◆ **Task objective**: Search the material below for the string "Continuar" and list each line that holds it.

(Stored data)
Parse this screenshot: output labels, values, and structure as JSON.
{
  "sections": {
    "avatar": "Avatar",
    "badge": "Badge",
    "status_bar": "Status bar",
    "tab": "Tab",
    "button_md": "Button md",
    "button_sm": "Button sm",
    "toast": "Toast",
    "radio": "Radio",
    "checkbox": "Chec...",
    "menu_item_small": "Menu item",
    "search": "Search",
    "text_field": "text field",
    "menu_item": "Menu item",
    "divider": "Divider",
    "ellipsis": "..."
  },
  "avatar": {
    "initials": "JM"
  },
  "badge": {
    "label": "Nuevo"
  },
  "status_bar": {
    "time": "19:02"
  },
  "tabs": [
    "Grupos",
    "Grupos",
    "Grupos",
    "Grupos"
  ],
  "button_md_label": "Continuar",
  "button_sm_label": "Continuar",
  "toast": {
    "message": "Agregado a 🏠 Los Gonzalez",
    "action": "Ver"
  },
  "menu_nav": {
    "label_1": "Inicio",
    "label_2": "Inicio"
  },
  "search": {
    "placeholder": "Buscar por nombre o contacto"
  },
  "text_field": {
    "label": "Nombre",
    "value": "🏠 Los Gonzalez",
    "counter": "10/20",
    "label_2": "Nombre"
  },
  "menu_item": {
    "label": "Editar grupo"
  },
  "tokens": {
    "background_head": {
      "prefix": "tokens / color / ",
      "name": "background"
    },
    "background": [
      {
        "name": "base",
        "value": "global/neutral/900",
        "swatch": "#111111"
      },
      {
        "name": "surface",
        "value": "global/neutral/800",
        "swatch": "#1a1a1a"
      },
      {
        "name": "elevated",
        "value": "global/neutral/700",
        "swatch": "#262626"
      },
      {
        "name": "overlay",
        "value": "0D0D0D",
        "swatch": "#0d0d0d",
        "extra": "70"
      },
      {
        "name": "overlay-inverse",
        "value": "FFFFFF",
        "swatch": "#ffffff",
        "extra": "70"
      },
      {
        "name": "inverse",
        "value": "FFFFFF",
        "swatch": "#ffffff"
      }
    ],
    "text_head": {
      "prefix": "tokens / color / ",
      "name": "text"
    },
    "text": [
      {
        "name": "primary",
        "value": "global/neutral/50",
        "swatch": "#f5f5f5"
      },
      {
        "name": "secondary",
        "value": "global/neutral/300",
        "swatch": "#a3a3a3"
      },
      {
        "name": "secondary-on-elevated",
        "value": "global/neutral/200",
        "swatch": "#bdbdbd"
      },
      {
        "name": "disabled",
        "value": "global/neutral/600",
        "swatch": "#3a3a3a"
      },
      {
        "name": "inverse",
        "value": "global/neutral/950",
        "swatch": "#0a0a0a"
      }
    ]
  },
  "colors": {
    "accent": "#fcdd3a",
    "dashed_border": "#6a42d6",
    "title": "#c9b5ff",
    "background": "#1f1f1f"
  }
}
...
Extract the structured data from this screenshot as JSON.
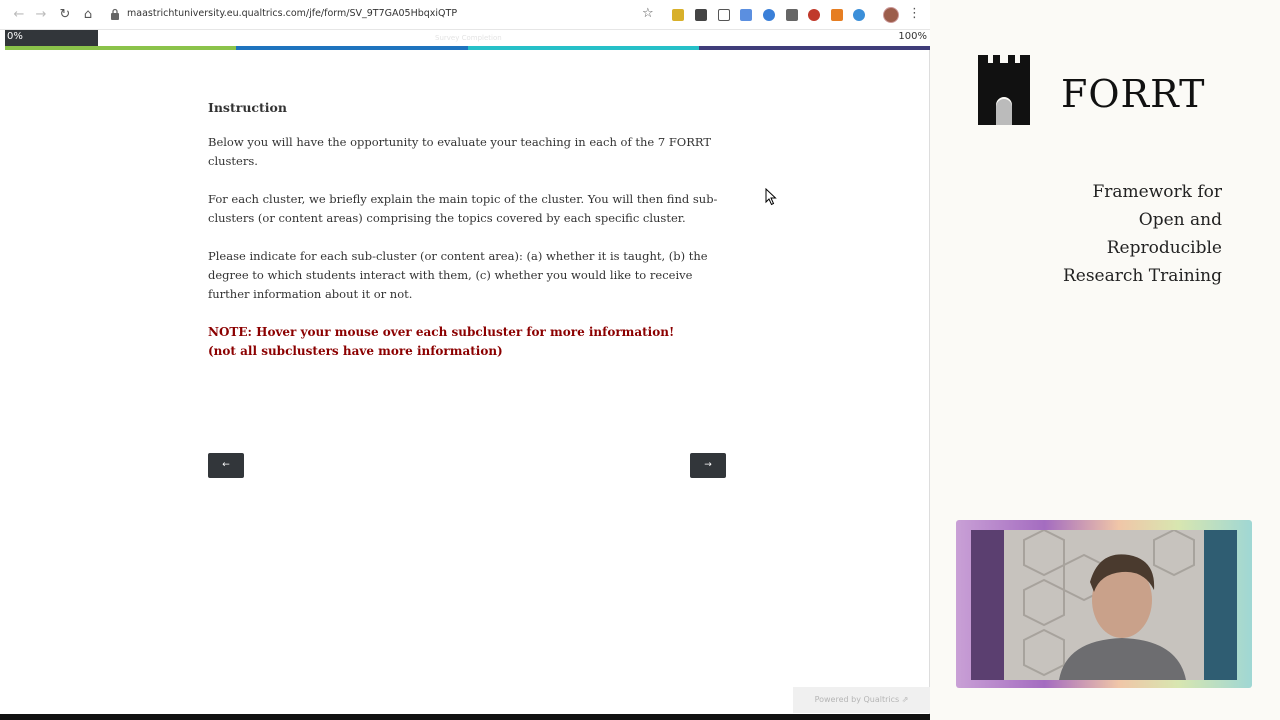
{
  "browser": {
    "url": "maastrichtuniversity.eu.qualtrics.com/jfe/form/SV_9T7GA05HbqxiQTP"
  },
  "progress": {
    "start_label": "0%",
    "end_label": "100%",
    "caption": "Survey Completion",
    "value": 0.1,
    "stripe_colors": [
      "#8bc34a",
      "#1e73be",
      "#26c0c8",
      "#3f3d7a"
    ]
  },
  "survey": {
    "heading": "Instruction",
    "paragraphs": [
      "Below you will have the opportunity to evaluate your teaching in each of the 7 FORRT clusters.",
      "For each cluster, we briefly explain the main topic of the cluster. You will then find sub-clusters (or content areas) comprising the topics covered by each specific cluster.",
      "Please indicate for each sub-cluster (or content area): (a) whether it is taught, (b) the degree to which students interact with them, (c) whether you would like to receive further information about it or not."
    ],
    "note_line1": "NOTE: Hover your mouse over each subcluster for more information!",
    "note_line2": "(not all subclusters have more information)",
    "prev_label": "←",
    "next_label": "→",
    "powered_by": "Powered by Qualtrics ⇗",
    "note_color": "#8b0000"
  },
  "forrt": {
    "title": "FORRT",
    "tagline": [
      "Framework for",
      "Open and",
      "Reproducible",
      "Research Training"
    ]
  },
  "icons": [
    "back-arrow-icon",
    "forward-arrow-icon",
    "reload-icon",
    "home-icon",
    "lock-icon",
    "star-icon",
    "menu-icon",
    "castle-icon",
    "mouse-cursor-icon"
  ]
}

◆ **Task solution**:
  "button_md_label": "Continuar",
  "button_sm_label": "Continuar",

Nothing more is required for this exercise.